─── Material for this exercise

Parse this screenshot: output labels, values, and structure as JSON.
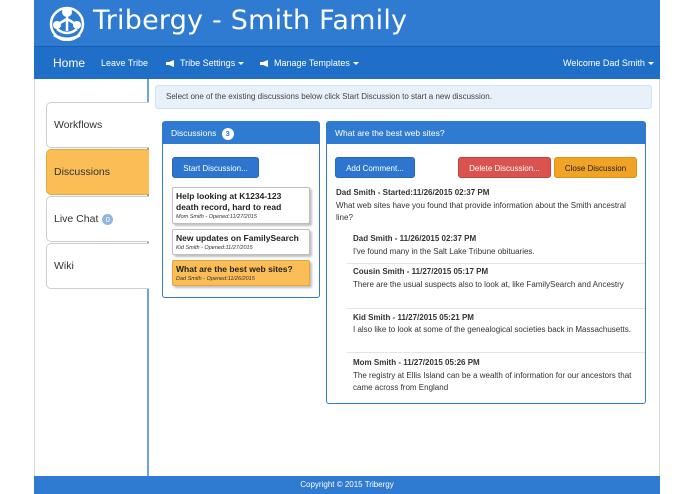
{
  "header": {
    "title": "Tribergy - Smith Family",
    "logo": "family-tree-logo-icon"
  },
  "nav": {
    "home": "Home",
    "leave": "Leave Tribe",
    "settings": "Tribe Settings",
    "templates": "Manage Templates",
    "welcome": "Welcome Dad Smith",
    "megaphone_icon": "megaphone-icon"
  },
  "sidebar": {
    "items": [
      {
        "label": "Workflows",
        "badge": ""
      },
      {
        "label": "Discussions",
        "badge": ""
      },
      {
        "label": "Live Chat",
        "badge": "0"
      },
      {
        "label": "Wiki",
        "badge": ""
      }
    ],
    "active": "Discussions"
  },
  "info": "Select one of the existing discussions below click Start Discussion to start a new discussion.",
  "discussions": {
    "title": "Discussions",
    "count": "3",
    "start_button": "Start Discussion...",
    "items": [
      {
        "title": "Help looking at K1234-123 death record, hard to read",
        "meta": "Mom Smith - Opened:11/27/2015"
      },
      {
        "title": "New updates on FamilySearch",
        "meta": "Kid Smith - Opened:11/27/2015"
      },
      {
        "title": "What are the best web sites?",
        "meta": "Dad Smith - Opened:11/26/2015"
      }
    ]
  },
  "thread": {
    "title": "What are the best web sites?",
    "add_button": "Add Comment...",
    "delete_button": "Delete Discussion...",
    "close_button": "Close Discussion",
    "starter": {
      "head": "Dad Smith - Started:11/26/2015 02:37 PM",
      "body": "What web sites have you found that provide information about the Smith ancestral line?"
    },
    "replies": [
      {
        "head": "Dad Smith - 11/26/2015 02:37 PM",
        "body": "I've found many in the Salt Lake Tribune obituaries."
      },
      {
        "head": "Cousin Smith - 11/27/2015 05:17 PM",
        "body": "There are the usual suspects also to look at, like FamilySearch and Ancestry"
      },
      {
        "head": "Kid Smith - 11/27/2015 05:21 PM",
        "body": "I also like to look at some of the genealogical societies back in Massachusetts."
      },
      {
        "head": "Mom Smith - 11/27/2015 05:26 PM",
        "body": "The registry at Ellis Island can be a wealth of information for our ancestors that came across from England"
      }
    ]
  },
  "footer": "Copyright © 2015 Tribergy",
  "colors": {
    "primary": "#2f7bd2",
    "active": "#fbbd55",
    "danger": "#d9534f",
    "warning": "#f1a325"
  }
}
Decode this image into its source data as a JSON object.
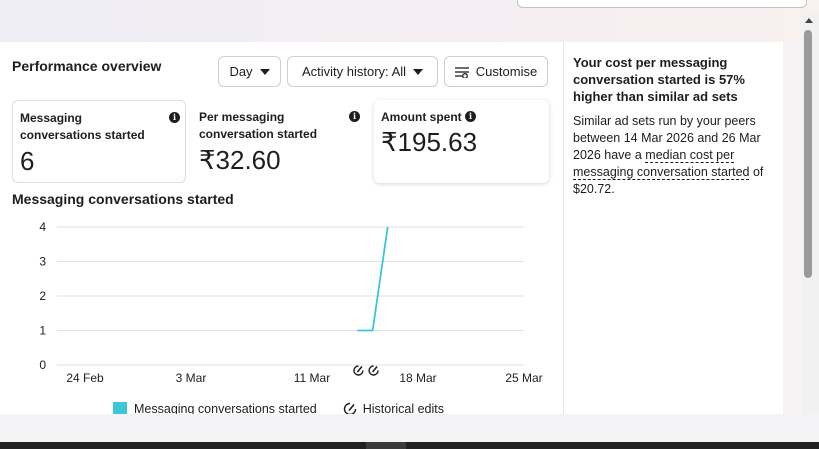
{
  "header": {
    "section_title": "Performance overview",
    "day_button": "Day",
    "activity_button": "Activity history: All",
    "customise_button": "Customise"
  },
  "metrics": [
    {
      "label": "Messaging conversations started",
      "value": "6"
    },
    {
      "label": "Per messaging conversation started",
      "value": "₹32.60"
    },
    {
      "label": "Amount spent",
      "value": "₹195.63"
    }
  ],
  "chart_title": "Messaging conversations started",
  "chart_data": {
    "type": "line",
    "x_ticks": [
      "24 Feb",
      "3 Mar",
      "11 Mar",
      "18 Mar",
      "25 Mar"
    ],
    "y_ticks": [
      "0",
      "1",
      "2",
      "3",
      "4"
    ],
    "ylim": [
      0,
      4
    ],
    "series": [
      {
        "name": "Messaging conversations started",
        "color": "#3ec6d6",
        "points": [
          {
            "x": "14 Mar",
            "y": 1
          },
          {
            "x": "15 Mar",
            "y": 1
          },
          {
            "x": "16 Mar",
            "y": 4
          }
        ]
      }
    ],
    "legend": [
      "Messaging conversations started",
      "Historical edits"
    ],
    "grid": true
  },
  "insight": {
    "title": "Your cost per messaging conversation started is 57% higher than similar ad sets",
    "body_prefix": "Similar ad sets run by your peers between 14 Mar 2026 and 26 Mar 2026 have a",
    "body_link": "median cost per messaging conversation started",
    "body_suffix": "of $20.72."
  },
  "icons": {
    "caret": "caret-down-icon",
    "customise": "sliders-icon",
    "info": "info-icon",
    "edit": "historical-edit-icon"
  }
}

──────

Given exercise:
Copy the whole listing above word for word but do not carry over the pictures.

Output:
Parse this screenshot: output labels, values, and structure as JSON.
{
  "header": {
    "title": "Tribergy - Smith Family",
    "logo": "family-tree-logo-icon"
  },
  "nav": {
    "home": "Home",
    "leave": "Leave Tribe",
    "settings": "Tribe Settings",
    "templates": "Manage Templates",
    "welcome": "Welcome Dad Smith",
    "megaphone_icon": "megaphone-icon"
  },
  "sidebar": {
    "items": [
      {
        "label": "Workflows",
        "badge": ""
      },
      {
        "label": "Discussions",
        "badge": ""
      },
      {
        "label": "Live Chat",
        "badge": "0"
      },
      {
        "label": "Wiki",
        "badge": ""
      }
    ],
    "active": "Discussions"
  },
  "info": "Select one of the existing discussions below click Start Discussion to start a new discussion.",
  "discussions": {
    "title": "Discussions",
    "count": "3",
    "start_button": "Start Discussion...",
    "items": [
      {
        "title": "Help looking at K1234-123 death record, hard to read",
        "meta": "Mom Smith - Opened:11/27/2015"
      },
      {
        "title": "New updates on FamilySearch",
        "meta": "Kid Smith - Opened:11/27/2015"
      },
      {
        "title": "What are the best web sites?",
        "meta": "Dad Smith - Opened:11/26/2015"
      }
    ]
  },
  "thread": {
    "title": "What are the best web sites?",
    "add_button": "Add Comment...",
    "delete_button": "Delete Discussion...",
    "close_button": "Close Discussion",
    "starter": {
      "head": "Dad Smith - Started:11/26/2015 02:37 PM",
      "body": "What web sites have you found that provide information about the Smith ancestral line?"
    },
    "replies": [
      {
        "head": "Dad Smith - 11/26/2015 02:37 PM",
        "body": "I've found many in the Salt Lake Tribune obituaries."
      },
      {
        "head": "Cousin Smith - 11/27/2015 05:17 PM",
        "body": "There are the usual suspects also to look at, like FamilySearch and Ancestry"
      },
      {
        "head": "Kid Smith - 11/27/2015 05:21 PM",
        "body": "I also like to look at some of the genealogical societies back in Massachusetts."
      },
      {
        "head": "Mom Smith - 11/27/2015 05:26 PM",
        "body": "The registry at Ellis Island can be a wealth of information for our ancestors that came across from England"
      }
    ]
  },
  "footer": "Copyright © 2015 Tribergy",
  "colors": {
    "primary": "#2f7bd2",
    "active": "#fbbd55",
    "danger": "#d9534f",
    "warning": "#f1a325"
  }
}
Decode this image into its source data as a JSON object.
{
  "header": {
    "section_title": "Performance overview",
    "day_button": "Day",
    "activity_button": "Activity history: All",
    "customise_button": "Customise"
  },
  "metrics": [
    {
      "label": "Messaging conversations started",
      "value": "6"
    },
    {
      "label": "Per messaging conversation started",
      "value": "₹32.60"
    },
    {
      "label": "Amount spent",
      "value": "₹195.63"
    }
  ],
  "chart_title": "Messaging conversations started",
  "chart_data": {
    "type": "line",
    "x_ticks": [
      "24 Feb",
      "3 Mar",
      "11 Mar",
      "18 Mar",
      "25 Mar"
    ],
    "y_ticks": [
      "0",
      "1",
      "2",
      "3",
      "4"
    ],
    "ylim": [
      0,
      4
    ],
    "series": [
      {
        "name": "Messaging conversations started",
        "color": "#3ec6d6",
        "points": [
          {
            "x": "14 Mar",
            "y": 1
          },
          {
            "x": "15 Mar",
            "y": 1
          },
          {
            "x": "16 Mar",
            "y": 4
          }
        ]
      }
    ],
    "legend": [
      "Messaging conversations started",
      "Historical edits"
    ],
    "grid": true
  },
  "insight": {
    "title": "Your cost per messaging conversation started is 57% higher than similar ad sets",
    "body_prefix": "Similar ad sets run by your peers between 14 Mar 2026 and 26 Mar 2026 have a",
    "body_link": "median cost per messaging conversation started",
    "body_suffix": "of $20.72."
  },
  "icons": {
    "caret": "caret-down-icon",
    "customise": "sliders-icon",
    "info": "info-icon",
    "edit": "historical-edit-icon"
  }
}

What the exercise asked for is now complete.